RAW DATA Block Start
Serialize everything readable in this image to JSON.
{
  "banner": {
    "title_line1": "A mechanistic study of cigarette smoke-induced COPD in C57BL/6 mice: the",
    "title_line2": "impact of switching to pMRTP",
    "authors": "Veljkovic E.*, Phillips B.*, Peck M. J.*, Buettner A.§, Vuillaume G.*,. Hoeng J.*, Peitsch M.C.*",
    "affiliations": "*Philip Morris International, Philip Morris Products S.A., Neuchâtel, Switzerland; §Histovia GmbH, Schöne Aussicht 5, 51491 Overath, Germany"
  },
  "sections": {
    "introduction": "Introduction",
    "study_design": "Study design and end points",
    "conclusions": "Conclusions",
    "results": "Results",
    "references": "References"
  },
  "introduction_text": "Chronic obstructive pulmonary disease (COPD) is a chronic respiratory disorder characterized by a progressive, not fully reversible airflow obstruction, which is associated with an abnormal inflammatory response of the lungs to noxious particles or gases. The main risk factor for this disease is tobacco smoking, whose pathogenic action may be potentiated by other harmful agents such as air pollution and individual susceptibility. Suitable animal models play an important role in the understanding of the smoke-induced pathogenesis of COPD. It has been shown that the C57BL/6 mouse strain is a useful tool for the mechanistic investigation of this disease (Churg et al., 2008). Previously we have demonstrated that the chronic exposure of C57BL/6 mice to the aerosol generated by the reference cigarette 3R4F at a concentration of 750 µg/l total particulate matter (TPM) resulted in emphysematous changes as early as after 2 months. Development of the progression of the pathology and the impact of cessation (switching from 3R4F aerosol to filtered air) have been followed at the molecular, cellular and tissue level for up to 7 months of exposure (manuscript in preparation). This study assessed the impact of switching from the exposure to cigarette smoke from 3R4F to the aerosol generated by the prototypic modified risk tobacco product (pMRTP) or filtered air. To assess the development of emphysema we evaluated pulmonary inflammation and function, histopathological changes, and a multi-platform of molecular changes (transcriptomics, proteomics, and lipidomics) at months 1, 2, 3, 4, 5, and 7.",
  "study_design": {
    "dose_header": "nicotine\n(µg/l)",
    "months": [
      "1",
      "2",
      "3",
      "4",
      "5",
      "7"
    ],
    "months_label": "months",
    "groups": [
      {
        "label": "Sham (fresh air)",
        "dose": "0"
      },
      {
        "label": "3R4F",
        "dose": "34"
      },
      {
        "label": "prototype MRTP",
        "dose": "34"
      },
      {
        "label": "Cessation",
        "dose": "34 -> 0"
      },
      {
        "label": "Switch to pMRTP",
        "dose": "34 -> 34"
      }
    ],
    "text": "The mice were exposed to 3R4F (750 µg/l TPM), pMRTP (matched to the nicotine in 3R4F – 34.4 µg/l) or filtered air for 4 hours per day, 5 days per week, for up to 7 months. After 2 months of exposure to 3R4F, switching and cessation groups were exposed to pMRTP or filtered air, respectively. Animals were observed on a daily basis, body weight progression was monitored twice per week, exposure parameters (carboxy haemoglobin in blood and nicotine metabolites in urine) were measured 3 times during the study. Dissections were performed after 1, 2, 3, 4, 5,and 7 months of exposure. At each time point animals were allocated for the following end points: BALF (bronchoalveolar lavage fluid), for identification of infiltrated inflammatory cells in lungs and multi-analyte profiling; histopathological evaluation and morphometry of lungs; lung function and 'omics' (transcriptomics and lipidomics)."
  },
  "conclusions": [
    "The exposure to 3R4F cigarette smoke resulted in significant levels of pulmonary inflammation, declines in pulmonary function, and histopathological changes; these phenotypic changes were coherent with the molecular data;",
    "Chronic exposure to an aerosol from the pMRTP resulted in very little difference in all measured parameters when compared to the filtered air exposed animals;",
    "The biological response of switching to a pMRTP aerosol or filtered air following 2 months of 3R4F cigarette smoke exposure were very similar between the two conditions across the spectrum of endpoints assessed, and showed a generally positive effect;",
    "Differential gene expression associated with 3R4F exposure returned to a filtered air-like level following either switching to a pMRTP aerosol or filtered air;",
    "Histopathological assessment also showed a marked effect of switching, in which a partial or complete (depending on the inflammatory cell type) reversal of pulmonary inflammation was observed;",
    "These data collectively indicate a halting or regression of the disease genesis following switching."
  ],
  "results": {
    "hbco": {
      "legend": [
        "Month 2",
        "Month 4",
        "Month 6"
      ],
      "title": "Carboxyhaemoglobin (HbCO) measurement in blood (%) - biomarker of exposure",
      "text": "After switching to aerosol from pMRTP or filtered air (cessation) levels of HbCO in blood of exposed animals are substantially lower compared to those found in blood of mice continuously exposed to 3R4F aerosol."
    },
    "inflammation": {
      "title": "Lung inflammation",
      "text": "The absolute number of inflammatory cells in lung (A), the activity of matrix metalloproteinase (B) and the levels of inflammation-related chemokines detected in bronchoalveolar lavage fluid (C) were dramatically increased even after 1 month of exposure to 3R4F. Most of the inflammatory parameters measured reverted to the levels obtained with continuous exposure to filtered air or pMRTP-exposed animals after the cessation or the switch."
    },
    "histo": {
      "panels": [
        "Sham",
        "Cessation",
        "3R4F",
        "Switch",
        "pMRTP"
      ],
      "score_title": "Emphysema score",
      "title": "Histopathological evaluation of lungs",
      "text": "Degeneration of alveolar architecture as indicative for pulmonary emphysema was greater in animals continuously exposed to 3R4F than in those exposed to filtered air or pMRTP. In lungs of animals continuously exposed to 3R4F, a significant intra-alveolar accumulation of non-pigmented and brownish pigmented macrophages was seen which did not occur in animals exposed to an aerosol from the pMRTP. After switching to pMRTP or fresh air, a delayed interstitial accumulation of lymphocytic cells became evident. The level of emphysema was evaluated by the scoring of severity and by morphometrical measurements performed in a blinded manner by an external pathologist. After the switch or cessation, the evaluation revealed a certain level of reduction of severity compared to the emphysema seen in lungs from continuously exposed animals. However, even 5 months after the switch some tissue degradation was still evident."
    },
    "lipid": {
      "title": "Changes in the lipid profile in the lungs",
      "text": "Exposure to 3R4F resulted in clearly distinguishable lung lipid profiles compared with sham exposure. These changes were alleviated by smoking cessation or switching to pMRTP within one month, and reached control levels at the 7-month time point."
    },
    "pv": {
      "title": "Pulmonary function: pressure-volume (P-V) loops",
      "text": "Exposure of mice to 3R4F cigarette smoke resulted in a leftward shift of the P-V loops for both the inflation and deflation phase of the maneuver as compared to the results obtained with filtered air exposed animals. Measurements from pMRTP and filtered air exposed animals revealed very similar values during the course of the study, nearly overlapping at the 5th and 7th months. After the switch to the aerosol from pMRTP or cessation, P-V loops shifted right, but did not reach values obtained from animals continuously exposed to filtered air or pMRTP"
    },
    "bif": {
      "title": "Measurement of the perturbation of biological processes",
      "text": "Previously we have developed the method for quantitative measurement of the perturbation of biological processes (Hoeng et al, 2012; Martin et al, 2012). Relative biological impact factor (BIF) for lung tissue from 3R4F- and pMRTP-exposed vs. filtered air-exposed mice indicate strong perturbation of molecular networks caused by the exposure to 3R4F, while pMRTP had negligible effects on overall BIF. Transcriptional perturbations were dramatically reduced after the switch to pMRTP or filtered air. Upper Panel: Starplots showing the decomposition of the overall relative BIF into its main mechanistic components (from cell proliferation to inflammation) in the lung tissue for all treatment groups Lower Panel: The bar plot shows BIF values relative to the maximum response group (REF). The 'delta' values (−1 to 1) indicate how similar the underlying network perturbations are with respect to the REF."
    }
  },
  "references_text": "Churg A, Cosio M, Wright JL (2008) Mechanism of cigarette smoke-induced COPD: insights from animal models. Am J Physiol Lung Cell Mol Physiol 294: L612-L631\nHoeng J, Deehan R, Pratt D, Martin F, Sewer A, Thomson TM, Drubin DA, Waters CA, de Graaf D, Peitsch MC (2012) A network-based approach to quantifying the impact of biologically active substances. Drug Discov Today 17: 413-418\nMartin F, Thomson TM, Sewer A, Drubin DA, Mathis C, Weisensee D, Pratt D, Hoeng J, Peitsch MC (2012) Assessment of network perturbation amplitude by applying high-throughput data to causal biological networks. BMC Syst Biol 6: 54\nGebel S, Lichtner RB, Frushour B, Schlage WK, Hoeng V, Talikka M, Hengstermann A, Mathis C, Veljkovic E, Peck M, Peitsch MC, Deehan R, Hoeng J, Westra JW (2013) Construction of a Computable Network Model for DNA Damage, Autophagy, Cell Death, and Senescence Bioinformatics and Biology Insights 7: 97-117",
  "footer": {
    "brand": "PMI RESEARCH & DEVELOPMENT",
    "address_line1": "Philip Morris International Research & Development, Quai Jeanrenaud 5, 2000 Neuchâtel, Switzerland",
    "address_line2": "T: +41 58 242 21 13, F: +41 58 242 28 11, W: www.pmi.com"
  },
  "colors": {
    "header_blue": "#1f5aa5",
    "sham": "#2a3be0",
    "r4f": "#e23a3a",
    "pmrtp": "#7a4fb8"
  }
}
RAW DATA Block End
WHAT TO DO:
Find the string "Neuchâtel" in the listing and copy every line in which it occurs.

TASK RESPONSE:
    "affiliations": "*Philip Morris International, Philip Morris Products S.A., Neuchâtel, Switzerland; §Histovia GmbH, Schöne Aussicht 5, 51491 Overath, Germany"
    "address_line1": "Philip Morris International Research & Development, Quai Jeanrenaud 5, 2000 Neuchâtel, Switzerland",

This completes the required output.